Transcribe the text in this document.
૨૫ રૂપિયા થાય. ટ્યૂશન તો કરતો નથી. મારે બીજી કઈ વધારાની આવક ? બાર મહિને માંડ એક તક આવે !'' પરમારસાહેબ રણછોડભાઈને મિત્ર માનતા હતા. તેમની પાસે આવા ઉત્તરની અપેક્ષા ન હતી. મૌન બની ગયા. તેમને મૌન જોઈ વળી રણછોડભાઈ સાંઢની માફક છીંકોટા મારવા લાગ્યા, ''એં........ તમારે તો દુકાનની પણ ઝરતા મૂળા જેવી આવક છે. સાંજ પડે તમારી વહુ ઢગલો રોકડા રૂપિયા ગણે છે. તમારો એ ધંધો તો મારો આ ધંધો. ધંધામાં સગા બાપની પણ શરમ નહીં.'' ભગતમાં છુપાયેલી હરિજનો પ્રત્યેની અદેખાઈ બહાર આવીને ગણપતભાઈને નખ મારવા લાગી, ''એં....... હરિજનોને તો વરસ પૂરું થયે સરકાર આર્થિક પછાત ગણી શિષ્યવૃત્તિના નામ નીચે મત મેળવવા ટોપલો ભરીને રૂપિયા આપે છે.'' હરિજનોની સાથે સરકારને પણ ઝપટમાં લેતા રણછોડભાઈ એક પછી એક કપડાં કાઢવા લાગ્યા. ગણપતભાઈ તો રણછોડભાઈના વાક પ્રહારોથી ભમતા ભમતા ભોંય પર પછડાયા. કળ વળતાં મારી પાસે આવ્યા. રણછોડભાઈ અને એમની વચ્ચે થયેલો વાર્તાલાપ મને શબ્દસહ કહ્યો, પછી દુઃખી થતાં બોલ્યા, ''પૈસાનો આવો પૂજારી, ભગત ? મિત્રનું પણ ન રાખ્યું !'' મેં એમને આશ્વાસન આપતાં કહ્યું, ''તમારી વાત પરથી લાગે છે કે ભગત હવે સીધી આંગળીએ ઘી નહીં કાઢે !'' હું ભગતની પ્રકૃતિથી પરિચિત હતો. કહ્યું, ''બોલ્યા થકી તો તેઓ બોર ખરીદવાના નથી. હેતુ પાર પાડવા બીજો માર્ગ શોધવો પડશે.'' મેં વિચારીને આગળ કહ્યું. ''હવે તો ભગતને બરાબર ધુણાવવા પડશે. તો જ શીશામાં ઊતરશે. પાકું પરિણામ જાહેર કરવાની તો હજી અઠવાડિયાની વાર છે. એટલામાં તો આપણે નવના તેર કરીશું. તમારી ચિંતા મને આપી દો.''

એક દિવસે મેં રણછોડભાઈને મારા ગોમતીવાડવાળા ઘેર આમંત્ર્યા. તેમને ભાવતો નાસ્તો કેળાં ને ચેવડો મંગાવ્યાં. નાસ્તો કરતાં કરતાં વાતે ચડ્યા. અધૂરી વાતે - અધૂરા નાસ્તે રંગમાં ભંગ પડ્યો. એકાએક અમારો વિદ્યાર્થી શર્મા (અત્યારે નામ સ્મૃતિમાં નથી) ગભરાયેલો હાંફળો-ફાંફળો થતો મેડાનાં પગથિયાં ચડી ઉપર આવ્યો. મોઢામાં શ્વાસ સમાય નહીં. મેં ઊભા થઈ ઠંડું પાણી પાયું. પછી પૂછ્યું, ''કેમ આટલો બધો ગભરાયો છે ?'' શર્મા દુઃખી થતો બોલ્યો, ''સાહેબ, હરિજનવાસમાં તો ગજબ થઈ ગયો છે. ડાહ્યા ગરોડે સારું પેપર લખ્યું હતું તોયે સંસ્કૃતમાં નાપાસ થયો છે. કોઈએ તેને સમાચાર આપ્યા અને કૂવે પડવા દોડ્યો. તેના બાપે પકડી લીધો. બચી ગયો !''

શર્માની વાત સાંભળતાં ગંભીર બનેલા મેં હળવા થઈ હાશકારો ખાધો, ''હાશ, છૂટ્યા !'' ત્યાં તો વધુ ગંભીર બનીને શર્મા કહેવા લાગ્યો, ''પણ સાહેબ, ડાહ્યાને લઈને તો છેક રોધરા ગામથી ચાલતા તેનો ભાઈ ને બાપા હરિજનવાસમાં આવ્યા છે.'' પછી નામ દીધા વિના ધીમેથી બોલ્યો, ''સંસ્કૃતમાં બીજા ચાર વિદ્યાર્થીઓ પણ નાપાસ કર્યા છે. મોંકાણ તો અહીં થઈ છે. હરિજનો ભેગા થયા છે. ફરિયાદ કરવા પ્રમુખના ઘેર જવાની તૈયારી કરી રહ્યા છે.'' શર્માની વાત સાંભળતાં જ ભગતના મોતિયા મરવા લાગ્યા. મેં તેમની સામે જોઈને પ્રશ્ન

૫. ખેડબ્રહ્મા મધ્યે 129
────
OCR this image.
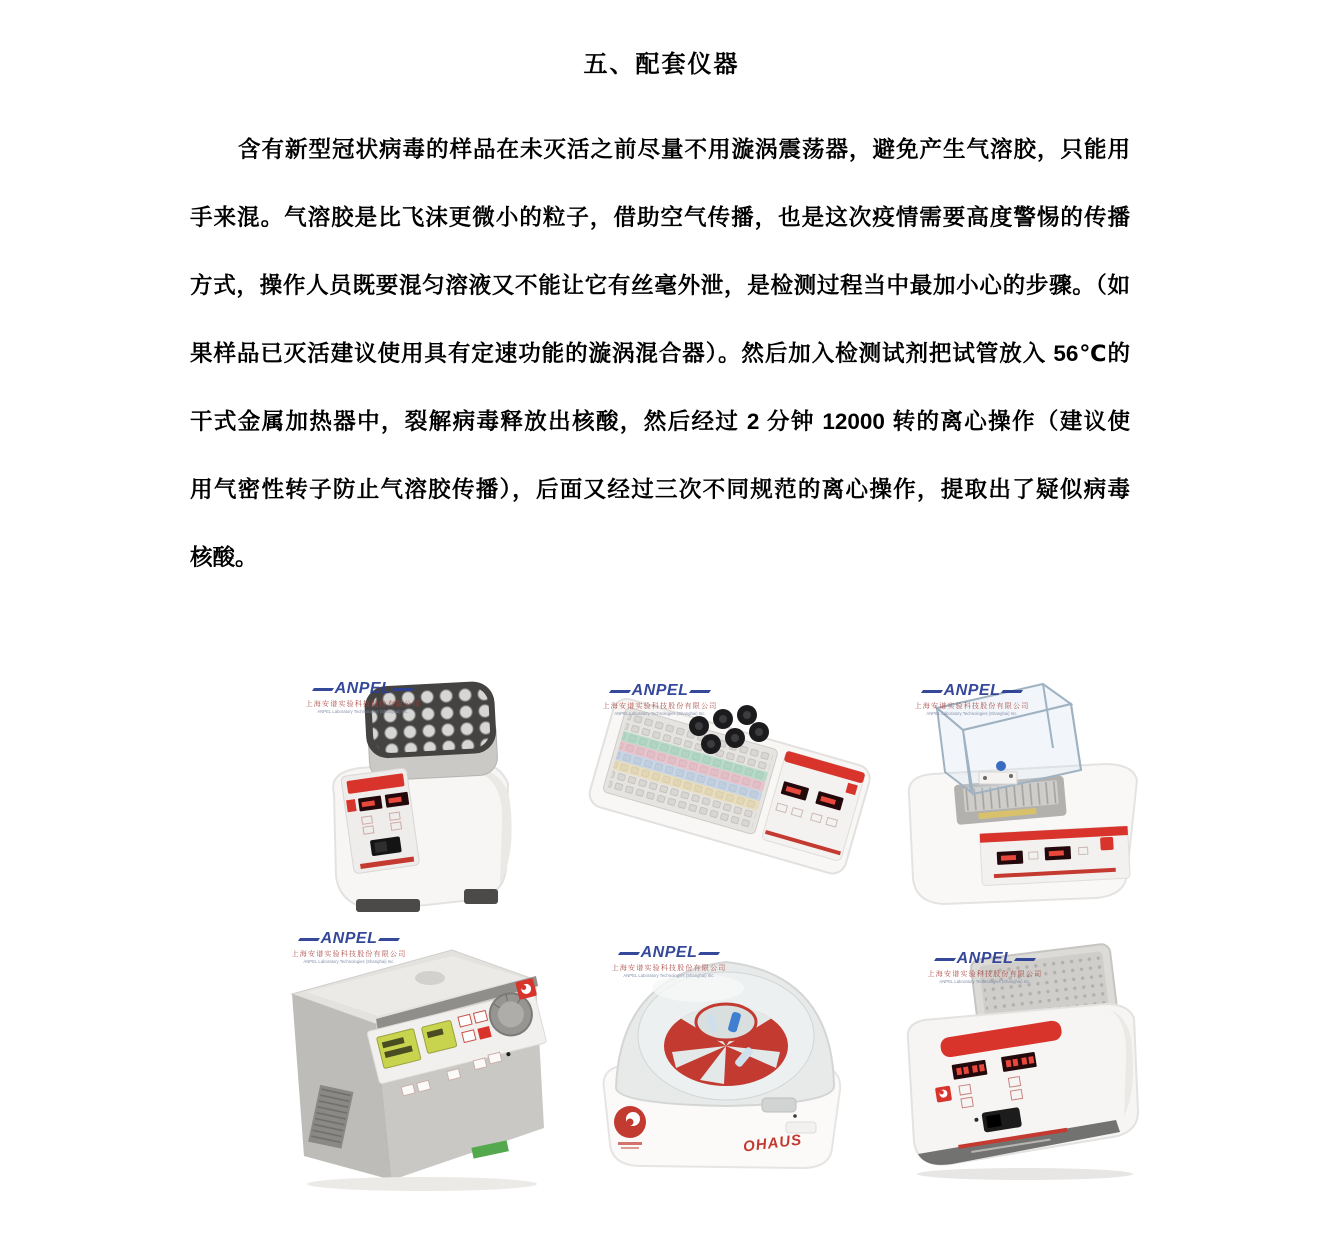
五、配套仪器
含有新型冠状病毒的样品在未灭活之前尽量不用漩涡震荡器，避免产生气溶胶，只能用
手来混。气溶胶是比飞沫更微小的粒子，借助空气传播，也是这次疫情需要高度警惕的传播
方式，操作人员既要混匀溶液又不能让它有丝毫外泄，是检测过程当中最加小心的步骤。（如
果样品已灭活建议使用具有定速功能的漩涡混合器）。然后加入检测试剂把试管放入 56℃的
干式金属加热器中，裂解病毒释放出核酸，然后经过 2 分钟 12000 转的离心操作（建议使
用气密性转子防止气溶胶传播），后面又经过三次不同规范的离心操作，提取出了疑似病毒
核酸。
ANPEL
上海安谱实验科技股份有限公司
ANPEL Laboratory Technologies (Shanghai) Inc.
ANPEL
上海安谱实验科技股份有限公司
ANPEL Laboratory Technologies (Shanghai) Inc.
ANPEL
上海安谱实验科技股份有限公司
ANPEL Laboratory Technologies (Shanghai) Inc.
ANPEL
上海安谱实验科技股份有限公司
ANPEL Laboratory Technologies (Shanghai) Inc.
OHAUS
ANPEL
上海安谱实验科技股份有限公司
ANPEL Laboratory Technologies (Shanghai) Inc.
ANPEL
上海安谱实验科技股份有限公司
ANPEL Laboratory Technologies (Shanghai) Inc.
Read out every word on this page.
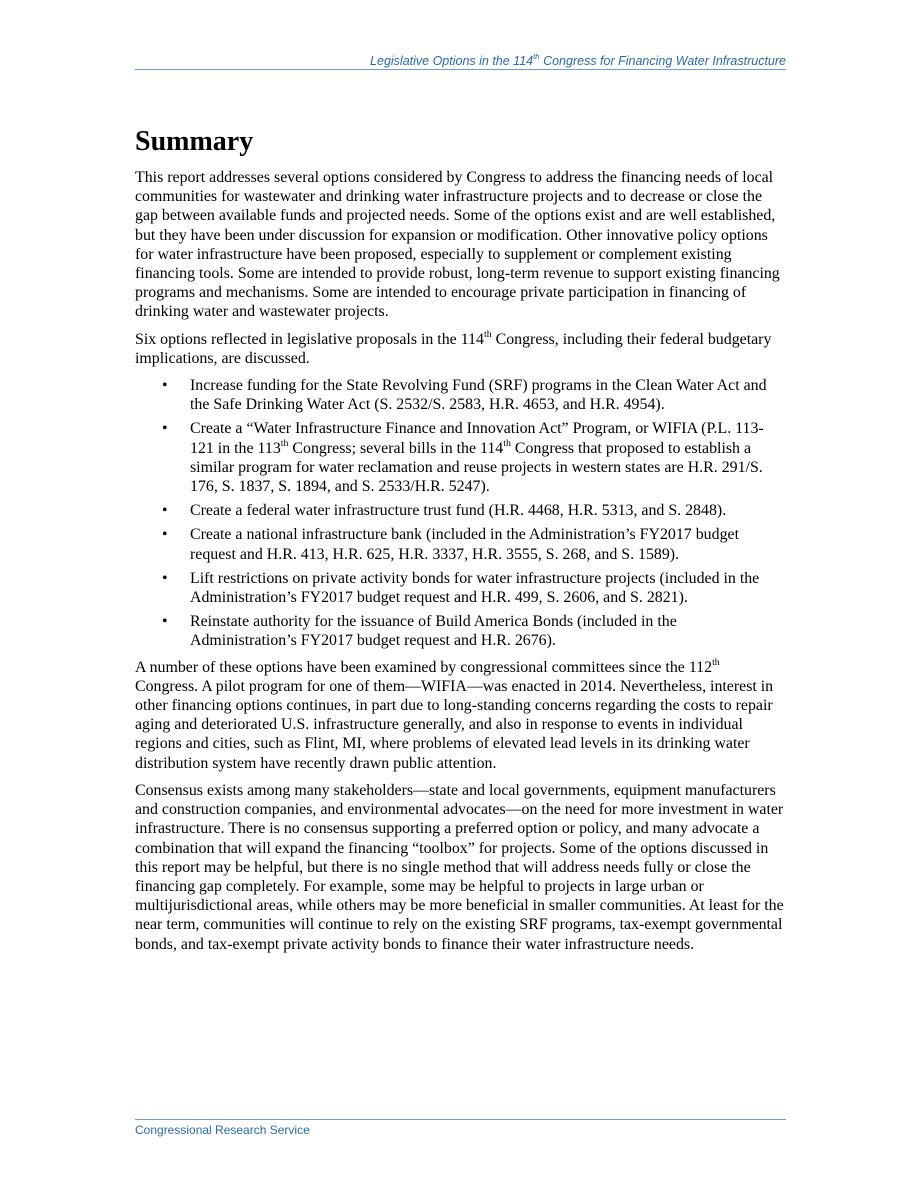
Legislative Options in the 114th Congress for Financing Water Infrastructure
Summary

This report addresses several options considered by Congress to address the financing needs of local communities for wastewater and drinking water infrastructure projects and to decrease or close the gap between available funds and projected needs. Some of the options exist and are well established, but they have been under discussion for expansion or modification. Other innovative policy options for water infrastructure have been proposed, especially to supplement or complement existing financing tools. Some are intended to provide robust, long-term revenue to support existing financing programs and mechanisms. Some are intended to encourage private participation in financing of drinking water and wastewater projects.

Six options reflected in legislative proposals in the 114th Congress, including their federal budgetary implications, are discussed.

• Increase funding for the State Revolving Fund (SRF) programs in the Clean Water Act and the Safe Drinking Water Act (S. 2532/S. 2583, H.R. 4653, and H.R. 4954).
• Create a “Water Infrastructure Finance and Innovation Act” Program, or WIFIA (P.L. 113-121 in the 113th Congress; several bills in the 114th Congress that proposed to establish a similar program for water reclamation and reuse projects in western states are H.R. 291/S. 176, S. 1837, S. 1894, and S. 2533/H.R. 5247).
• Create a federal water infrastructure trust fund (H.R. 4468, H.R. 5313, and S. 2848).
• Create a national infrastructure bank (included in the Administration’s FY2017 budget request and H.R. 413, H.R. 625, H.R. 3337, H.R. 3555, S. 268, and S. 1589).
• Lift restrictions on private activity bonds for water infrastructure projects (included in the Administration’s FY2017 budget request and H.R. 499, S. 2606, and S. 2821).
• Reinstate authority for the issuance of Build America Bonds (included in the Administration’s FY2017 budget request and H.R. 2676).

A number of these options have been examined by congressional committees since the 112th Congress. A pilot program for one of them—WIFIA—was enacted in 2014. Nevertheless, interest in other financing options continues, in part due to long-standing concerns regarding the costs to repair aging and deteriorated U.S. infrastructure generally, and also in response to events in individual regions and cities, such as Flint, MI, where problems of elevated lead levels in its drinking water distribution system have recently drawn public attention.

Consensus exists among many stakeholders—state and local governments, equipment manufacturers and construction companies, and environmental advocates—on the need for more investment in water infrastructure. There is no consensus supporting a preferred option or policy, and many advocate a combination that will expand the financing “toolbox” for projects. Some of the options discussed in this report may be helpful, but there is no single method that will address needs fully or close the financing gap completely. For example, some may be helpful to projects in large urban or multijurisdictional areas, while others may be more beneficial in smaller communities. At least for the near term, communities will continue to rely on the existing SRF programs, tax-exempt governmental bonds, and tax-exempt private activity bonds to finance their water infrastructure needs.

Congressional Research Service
────
- Task statement -
Using the listing above, locate the lines that hold "several" and copy each one.

- Response for this exercise -
This report addresses several options considered by Congress to address the financing needs of local communities for wastewater and drinking water infrastructure projects and to decrease or close the gap between available funds and projected needs. Some of the options exist and are well established, but they have been under discussion for expansion or modification. Other innovative policy options for water infrastructure have been proposed, especially to supplement or complement existing financing tools. Some are intended to provide robust, long-term revenue to support existing financing programs and mechanisms. Some are intended to encourage private participation in financing of drinking water and wastewater projects.
• Create a “Water Infrastructure Finance and Innovation Act” Program, or WIFIA (P.L. 113-121 in the 113th Congress; several bills in the 114th Congress that proposed to establish a similar program for water reclamation and reuse projects in western states are H.R. 291/S. 176, S. 1837, S. 1894, and S. 2533/H.R. 5247).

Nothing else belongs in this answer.